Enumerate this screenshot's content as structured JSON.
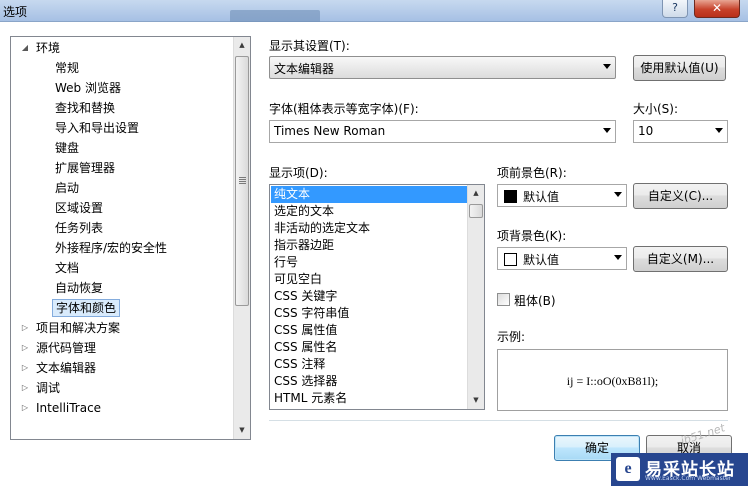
{
  "window": {
    "title": "选项",
    "close_label": "✕",
    "help_label": "?"
  },
  "tree": {
    "items": [
      {
        "label": "环境",
        "level": 0,
        "expanded": true
      },
      {
        "label": "常规",
        "level": 1
      },
      {
        "label": "Web 浏览器",
        "level": 1
      },
      {
        "label": "查找和替换",
        "level": 1
      },
      {
        "label": "导入和导出设置",
        "level": 1
      },
      {
        "label": "键盘",
        "level": 1
      },
      {
        "label": "扩展管理器",
        "level": 1
      },
      {
        "label": "启动",
        "level": 1
      },
      {
        "label": "区域设置",
        "level": 1
      },
      {
        "label": "任务列表",
        "level": 1
      },
      {
        "label": "外接程序/宏的安全性",
        "level": 1
      },
      {
        "label": "文档",
        "level": 1
      },
      {
        "label": "自动恢复",
        "level": 1
      },
      {
        "label": "字体和颜色",
        "level": 1,
        "selected": true
      },
      {
        "label": "项目和解决方案",
        "level": 0,
        "expanded": false
      },
      {
        "label": "源代码管理",
        "level": 0,
        "expanded": false
      },
      {
        "label": "文本编辑器",
        "level": 0,
        "expanded": false
      },
      {
        "label": "调试",
        "level": 0,
        "expanded": false
      },
      {
        "label": "IntelliTrace",
        "level": 0,
        "expanded": false
      }
    ]
  },
  "settings": {
    "show_settings_label": "显示其设置(T):",
    "show_settings_value": "文本编辑器",
    "use_defaults_button": "使用默认值(U)",
    "font_label": "字体(粗体表示等宽字体)(F):",
    "font_value": "Times New Roman",
    "size_label": "大小(S):",
    "size_value": "10",
    "display_items_label": "显示项(D):",
    "display_items": [
      "纯文本",
      "选定的文本",
      "非活动的选定文本",
      "指示器边距",
      "行号",
      "可见空白",
      "CSS 关键字",
      "CSS 字符串值",
      "CSS 属性值",
      "CSS 属性名",
      "CSS 注释",
      "CSS 选择器",
      "HTML 元素名"
    ],
    "foreground_label": "项前景色(R):",
    "foreground_value": "默认值",
    "foreground_custom_button": "自定义(C)...",
    "background_label": "项背景色(K):",
    "background_value": "默认值",
    "background_custom_button": "自定义(M)...",
    "bold_label": "粗体(B)",
    "sample_label": "示例:",
    "sample_text": "ij = I::oO(0xB81l);"
  },
  "colors": {
    "foreground_swatch": "#000000",
    "background_swatch": "#ffffff",
    "selection": "#3399ff"
  },
  "footer": {
    "ok_button": "确定",
    "cancel_button": "取消"
  },
  "watermark": {
    "name": "易采站长站",
    "sub": "Www.Easck.Com Webmaster",
    "diag": "jb51.net"
  }
}
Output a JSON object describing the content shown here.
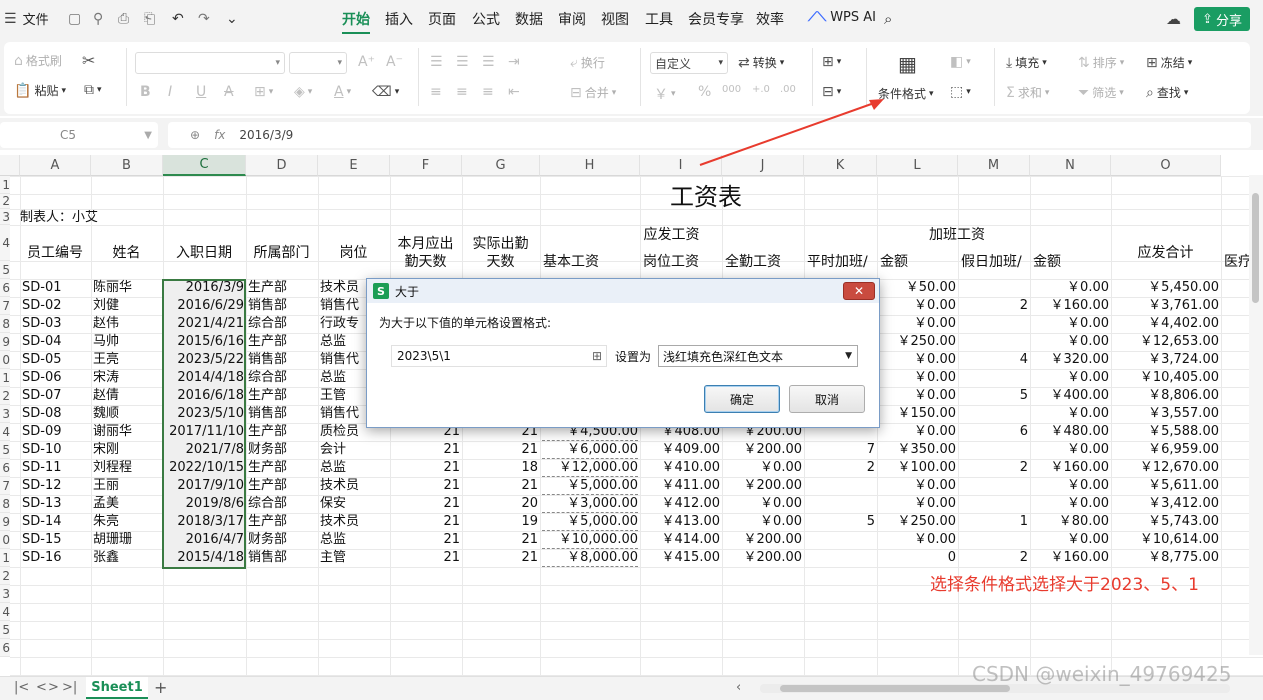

_TASK BRIEF_
Reproduce each line word for word and drop the pictures.

_SOLUTION TO THIS EXERCISE_
Enumerate this screenshot's content as structured JSON.
{
  "window": {
    "title": "选项",
    "close_label": "✕",
    "help_label": "?"
  },
  "tree": {
    "items": [
      {
        "label": "环境",
        "level": 0,
        "expanded": true
      },
      {
        "label": "常规",
        "level": 1
      },
      {
        "label": "Web 浏览器",
        "level": 1
      },
      {
        "label": "查找和替换",
        "level": 1
      },
      {
        "label": "导入和导出设置",
        "level": 1
      },
      {
        "label": "键盘",
        "level": 1
      },
      {
        "label": "扩展管理器",
        "level": 1
      },
      {
        "label": "启动",
        "level": 1
      },
      {
        "label": "区域设置",
        "level": 1
      },
      {
        "label": "任务列表",
        "level": 1
      },
      {
        "label": "外接程序/宏的安全性",
        "level": 1
      },
      {
        "label": "文档",
        "level": 1
      },
      {
        "label": "自动恢复",
        "level": 1
      },
      {
        "label": "字体和颜色",
        "level": 1,
        "selected": true
      },
      {
        "label": "项目和解决方案",
        "level": 0,
        "expanded": false
      },
      {
        "label": "源代码管理",
        "level": 0,
        "expanded": false
      },
      {
        "label": "文本编辑器",
        "level": 0,
        "expanded": false
      },
      {
        "label": "调试",
        "level": 0,
        "expanded": false
      },
      {
        "label": "IntelliTrace",
        "level": 0,
        "expanded": false
      }
    ]
  },
  "settings": {
    "show_settings_label": "显示其设置(T):",
    "show_settings_value": "文本编辑器",
    "use_defaults_button": "使用默认值(U)",
    "font_label": "字体(粗体表示等宽字体)(F):",
    "font_value": "Times New Roman",
    "size_label": "大小(S):",
    "size_value": "10",
    "display_items_label": "显示项(D):",
    "display_items": [
      "纯文本",
      "选定的文本",
      "非活动的选定文本",
      "指示器边距",
      "行号",
      "可见空白",
      "CSS 关键字",
      "CSS 字符串值",
      "CSS 属性值",
      "CSS 属性名",
      "CSS 注释",
      "CSS 选择器",
      "HTML 元素名"
    ],
    "foreground_label": "项前景色(R):",
    "foreground_value": "默认值",
    "foreground_custom_button": "自定义(C)...",
    "background_label": "项背景色(K):",
    "background_value": "默认值",
    "background_custom_button": "自定义(M)...",
    "bold_label": "粗体(B)",
    "sample_label": "示例:",
    "sample_text": "ij = I::oO(0xB81l);"
  },
  "colors": {
    "foreground_swatch": "#000000",
    "background_swatch": "#ffffff",
    "selection": "#3399ff"
  },
  "footer": {
    "ok_button": "确定",
    "cancel_button": "取消"
  },
  "watermark": {
    "name": "易采站长站",
    "sub": "Www.Easck.Com Webmaster",
    "diag": "jb51.net"
  }
}
Output a JSON object describing the content shown here.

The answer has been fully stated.